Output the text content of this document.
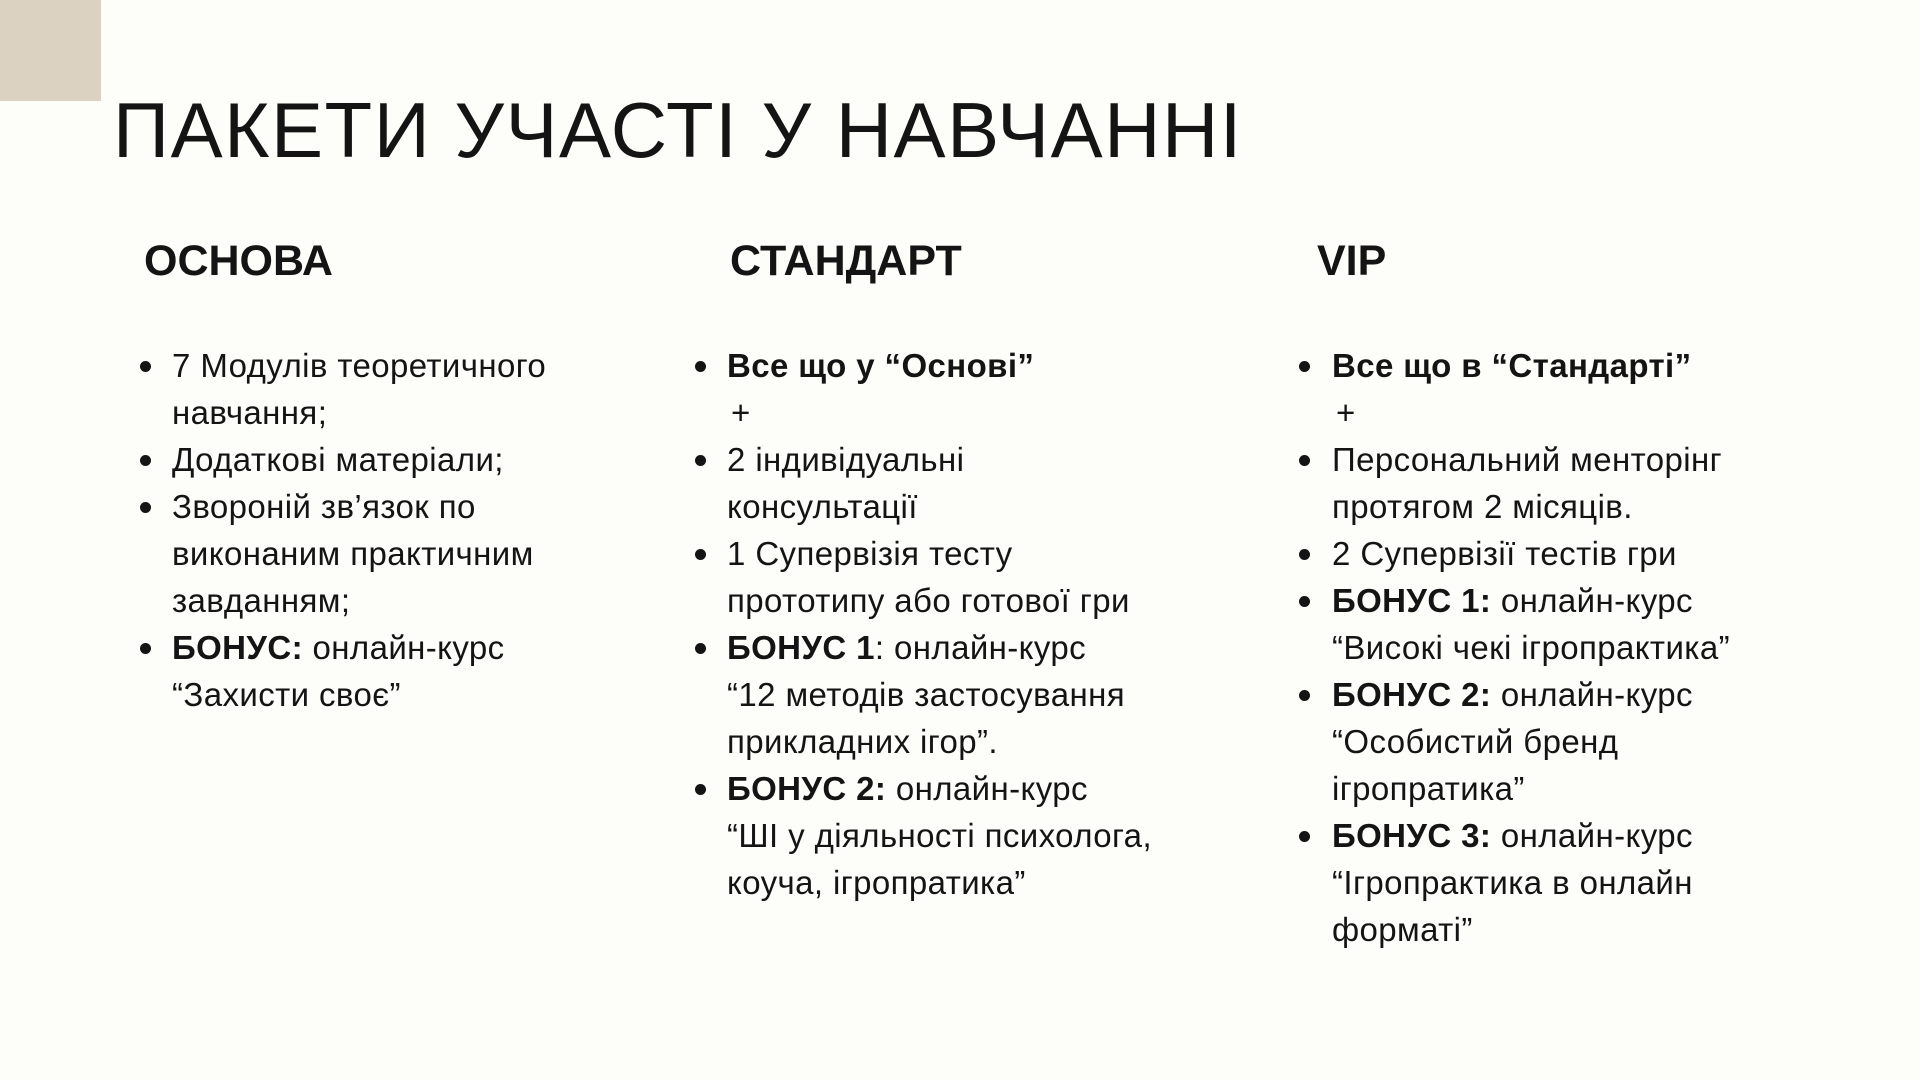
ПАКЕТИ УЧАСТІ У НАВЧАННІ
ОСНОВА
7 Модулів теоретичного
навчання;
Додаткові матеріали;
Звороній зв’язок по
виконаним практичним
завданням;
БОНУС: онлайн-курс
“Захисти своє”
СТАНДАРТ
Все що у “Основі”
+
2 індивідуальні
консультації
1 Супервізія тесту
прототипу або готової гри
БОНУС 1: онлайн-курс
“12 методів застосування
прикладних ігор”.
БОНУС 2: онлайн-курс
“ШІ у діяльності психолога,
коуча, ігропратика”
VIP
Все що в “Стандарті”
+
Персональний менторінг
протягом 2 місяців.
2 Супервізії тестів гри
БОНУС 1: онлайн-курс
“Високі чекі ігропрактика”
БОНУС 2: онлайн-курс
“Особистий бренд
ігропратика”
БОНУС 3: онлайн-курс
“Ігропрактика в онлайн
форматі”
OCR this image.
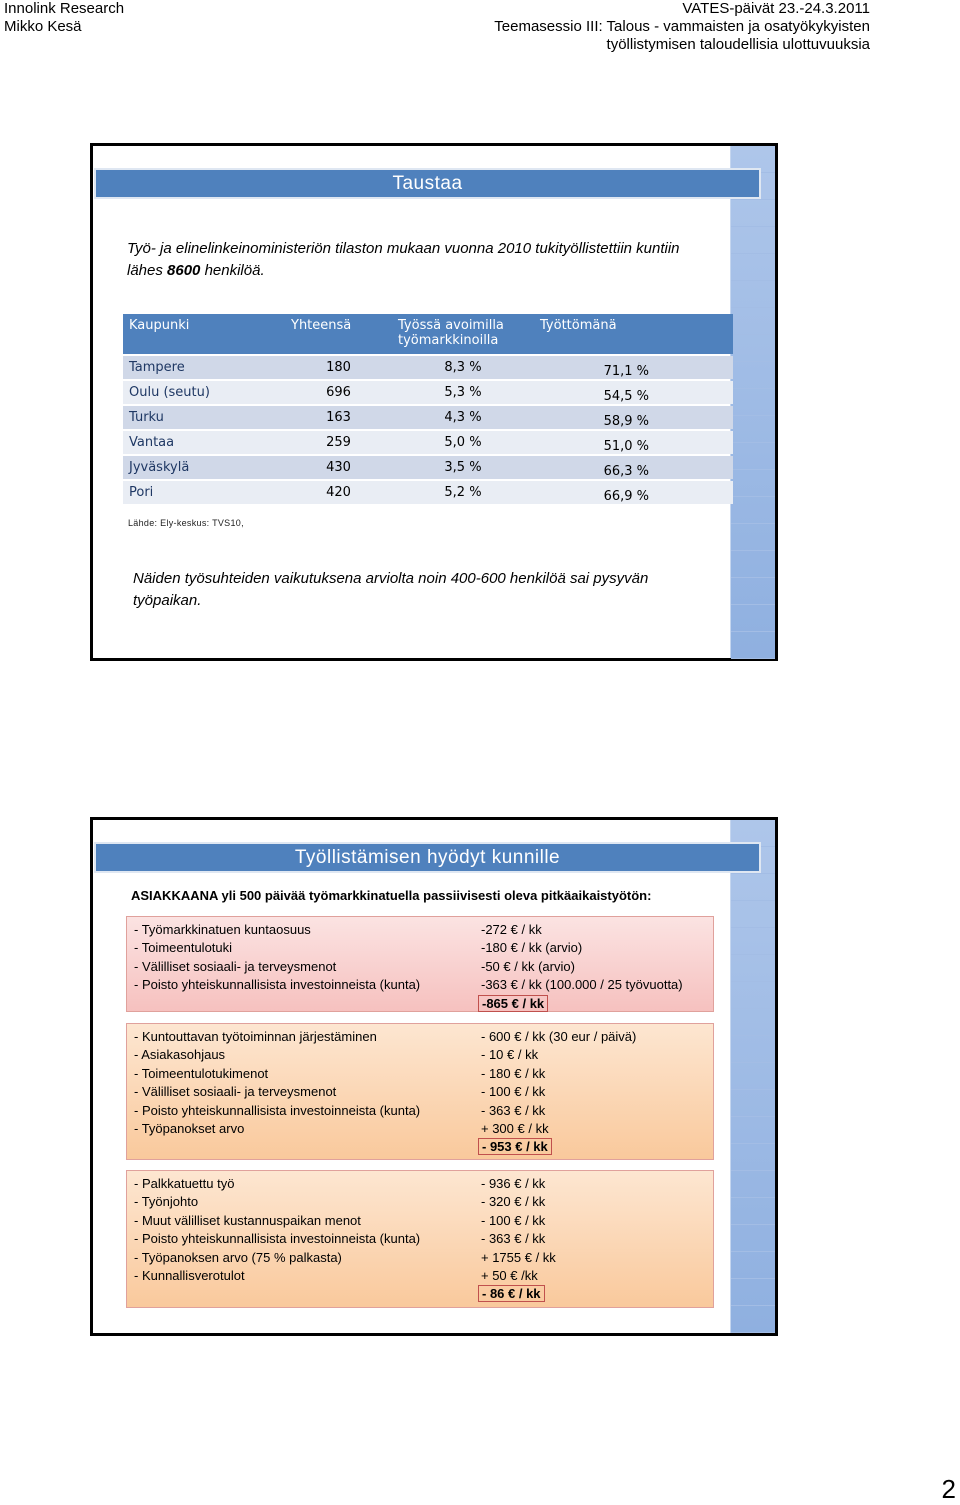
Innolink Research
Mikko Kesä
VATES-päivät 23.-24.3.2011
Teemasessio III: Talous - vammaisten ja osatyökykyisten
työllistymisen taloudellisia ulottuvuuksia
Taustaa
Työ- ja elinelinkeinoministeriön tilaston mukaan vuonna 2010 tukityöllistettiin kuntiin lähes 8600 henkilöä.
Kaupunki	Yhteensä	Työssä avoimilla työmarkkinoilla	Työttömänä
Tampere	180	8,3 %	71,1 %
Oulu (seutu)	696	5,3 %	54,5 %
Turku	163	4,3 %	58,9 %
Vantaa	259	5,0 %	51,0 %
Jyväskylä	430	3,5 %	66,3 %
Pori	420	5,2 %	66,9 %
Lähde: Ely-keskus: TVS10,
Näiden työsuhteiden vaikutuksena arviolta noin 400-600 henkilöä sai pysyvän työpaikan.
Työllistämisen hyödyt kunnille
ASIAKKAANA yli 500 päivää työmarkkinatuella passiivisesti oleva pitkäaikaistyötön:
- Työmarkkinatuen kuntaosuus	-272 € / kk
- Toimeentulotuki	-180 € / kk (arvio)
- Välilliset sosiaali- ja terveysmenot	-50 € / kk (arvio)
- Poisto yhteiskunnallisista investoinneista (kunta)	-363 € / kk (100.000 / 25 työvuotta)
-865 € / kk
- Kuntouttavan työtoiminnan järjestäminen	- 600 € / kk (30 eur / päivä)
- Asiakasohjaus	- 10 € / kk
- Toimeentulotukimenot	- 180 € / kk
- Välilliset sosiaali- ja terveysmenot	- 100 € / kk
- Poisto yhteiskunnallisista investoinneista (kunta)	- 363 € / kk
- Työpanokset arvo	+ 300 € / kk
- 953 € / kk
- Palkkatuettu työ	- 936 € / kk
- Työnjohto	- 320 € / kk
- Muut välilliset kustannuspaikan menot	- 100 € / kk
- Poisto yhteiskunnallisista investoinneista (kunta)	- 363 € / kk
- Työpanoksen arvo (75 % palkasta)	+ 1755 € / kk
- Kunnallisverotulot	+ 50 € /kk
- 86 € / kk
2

#####

> **GIVEN PROBLEM**
Pick out the lines that have the word "онлайн". Copy them all.

> **REPLY**
БОНУС: онлайн-курс
БОНУС 1: онлайн-курс
БОНУС 2: онлайн-курс
БОНУС 1: онлайн-курс
БОНУС 2: онлайн-курс
БОНУС 3: онлайн-курс
“Ігропрактика в онлайн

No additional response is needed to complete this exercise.